START

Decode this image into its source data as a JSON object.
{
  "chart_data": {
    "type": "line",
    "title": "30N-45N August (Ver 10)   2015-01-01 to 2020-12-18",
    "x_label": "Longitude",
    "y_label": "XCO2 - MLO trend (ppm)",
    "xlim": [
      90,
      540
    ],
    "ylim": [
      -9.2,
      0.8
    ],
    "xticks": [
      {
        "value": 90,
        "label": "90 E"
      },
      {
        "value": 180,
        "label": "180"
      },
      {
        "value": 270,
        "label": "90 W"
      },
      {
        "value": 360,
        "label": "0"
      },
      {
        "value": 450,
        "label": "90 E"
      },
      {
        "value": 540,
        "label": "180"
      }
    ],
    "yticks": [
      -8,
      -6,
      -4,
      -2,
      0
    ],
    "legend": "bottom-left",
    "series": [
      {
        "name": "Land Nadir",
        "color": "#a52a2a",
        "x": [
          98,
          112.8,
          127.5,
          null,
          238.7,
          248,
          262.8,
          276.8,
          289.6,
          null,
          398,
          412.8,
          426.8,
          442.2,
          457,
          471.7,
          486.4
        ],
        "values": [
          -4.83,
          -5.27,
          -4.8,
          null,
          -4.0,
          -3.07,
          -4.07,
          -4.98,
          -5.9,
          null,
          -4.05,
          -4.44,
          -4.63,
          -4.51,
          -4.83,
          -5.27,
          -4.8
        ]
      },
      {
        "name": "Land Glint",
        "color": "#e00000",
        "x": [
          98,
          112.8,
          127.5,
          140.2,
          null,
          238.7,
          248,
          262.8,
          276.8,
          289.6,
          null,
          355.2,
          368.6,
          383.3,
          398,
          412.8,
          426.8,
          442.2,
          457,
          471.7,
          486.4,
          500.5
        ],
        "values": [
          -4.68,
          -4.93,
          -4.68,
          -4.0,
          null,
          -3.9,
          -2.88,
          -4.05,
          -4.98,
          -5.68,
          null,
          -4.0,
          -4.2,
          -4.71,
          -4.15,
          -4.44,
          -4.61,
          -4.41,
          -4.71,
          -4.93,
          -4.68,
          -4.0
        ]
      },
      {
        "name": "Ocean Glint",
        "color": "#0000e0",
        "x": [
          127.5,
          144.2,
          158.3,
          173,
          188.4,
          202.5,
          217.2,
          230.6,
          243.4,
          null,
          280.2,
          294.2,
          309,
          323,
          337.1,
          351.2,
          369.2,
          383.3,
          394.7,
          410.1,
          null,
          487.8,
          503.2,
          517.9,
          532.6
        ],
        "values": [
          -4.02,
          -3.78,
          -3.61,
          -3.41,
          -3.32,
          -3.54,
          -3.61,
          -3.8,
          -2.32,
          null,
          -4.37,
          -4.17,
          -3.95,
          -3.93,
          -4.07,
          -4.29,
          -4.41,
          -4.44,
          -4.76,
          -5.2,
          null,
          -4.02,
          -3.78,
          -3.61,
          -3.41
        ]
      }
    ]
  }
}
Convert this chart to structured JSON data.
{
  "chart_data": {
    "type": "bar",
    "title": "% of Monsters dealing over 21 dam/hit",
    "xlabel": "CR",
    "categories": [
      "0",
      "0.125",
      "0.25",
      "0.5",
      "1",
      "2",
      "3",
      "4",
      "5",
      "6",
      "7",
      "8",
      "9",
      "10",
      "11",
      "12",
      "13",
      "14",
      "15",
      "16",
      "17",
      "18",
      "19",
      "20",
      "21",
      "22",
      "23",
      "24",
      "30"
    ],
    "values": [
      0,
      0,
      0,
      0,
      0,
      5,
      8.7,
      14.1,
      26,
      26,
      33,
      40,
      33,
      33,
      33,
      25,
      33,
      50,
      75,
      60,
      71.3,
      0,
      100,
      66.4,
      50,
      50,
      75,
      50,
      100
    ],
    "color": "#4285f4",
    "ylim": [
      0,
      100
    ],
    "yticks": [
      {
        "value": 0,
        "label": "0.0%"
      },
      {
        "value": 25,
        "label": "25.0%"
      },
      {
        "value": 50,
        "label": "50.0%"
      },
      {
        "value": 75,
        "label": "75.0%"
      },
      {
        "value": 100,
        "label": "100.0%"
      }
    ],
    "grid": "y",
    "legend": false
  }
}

END
START

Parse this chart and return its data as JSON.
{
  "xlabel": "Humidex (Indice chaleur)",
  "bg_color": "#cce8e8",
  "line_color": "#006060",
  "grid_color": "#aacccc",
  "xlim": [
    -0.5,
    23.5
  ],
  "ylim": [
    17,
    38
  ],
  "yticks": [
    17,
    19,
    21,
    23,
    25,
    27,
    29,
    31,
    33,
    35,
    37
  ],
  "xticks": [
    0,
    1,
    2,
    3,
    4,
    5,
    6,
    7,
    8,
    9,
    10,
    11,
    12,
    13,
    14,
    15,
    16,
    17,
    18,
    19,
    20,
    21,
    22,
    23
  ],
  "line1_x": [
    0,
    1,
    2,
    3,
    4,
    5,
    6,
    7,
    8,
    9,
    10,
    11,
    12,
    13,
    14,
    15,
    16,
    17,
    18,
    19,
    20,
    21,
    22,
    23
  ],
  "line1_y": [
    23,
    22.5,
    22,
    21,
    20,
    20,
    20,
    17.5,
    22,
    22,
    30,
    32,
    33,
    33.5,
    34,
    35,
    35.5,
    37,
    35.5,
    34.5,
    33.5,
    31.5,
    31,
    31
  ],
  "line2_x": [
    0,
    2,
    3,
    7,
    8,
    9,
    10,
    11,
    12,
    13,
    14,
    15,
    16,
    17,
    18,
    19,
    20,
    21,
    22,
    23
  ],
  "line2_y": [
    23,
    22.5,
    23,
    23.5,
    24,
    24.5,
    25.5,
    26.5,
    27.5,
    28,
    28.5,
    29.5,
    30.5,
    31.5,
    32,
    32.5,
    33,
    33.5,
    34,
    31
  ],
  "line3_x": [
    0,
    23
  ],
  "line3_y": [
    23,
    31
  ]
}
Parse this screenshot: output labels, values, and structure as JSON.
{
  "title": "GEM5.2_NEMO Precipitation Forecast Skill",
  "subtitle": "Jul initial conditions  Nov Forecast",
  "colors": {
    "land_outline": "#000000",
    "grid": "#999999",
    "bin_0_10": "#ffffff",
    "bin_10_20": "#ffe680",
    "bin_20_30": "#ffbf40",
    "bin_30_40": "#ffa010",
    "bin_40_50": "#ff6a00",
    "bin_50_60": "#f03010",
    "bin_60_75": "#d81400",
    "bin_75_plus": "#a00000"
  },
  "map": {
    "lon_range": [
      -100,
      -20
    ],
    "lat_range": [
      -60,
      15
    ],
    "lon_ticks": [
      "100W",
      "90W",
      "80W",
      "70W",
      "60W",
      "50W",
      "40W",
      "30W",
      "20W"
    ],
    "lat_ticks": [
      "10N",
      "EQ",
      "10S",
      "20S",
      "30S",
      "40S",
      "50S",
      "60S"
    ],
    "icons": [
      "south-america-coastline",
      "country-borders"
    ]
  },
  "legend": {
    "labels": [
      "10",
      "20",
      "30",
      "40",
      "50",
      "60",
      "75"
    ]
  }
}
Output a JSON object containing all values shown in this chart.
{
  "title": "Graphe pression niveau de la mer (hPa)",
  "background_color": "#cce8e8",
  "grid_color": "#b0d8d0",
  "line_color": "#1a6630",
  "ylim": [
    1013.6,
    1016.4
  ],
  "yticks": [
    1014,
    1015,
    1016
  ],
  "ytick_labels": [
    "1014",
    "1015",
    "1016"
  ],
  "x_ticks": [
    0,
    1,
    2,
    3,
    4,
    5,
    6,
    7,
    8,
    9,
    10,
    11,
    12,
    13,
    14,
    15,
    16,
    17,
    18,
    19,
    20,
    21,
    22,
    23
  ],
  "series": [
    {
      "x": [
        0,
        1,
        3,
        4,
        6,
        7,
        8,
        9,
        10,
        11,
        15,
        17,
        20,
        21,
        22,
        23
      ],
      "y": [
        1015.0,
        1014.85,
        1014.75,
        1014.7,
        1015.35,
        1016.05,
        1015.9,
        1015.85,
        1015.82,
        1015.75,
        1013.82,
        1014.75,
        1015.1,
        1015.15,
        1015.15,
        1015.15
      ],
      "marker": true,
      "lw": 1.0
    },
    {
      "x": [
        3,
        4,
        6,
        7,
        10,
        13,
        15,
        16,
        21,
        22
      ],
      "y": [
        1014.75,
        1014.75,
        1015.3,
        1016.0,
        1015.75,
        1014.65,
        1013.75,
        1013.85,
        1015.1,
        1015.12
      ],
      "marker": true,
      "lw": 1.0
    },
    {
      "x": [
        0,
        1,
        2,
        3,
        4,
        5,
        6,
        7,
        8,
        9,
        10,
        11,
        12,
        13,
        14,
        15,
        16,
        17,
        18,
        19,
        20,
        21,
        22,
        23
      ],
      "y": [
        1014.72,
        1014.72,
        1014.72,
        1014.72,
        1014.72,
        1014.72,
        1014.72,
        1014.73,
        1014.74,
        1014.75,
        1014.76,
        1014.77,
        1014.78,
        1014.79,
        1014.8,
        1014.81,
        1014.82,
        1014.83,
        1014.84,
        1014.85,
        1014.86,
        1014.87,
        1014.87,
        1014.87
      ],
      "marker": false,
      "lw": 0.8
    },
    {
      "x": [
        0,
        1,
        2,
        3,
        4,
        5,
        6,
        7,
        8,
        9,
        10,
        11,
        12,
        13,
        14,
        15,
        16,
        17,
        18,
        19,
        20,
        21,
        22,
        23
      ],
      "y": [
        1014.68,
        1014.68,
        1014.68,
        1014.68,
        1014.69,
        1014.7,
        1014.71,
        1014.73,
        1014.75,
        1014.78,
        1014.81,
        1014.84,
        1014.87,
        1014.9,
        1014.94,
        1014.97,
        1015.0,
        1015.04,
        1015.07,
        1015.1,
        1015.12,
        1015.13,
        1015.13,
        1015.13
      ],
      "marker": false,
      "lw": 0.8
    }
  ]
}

END

SET EXERCISE:
In the records above, find each line that holds the word "xlabel"; copy all such lines.

RESULT:
    "xlabel": "CR",
  "xlabel": "Humidex (Indice chaleur)",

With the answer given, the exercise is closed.